• _WHAT IS ASKED_: In the records below, work out how many lines hold the word "etildi". Report the number alone.

::::

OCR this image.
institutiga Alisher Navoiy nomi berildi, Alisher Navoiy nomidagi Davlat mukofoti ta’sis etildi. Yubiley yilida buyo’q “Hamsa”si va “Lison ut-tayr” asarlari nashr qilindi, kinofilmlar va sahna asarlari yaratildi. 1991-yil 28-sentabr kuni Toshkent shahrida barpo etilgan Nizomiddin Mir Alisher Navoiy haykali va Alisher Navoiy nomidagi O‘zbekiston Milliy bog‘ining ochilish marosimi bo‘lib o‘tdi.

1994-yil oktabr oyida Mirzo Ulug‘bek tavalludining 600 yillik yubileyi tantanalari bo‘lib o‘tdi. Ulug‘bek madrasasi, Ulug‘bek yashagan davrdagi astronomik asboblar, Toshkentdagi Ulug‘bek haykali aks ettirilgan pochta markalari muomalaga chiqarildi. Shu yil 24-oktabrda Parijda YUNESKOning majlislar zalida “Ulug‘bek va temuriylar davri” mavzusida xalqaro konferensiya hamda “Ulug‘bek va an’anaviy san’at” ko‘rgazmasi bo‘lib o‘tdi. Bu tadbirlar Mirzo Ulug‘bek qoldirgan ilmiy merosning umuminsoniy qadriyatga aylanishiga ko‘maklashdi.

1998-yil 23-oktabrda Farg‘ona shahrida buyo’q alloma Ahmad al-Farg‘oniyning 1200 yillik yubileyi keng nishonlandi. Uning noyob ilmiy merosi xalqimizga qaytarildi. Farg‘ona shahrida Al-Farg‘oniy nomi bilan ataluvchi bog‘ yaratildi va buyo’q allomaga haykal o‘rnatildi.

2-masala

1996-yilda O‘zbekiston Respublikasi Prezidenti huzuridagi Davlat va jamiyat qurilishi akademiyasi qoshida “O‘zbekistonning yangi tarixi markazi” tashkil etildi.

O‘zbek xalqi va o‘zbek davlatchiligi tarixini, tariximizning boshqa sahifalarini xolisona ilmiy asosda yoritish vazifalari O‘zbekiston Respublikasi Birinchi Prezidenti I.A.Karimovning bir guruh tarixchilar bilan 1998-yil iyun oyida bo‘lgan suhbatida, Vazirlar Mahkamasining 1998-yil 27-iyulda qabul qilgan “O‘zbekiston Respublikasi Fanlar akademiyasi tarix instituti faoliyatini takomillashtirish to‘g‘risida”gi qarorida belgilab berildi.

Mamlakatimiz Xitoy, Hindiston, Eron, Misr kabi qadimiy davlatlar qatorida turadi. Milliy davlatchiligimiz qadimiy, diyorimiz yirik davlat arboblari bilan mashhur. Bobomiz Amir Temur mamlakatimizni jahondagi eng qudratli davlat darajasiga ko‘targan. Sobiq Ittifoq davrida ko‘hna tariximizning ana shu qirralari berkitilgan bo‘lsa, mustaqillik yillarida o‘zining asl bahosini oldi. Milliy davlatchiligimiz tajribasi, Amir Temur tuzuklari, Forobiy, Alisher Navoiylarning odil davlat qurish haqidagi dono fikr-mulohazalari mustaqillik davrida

::::

• _ANSWER_: 2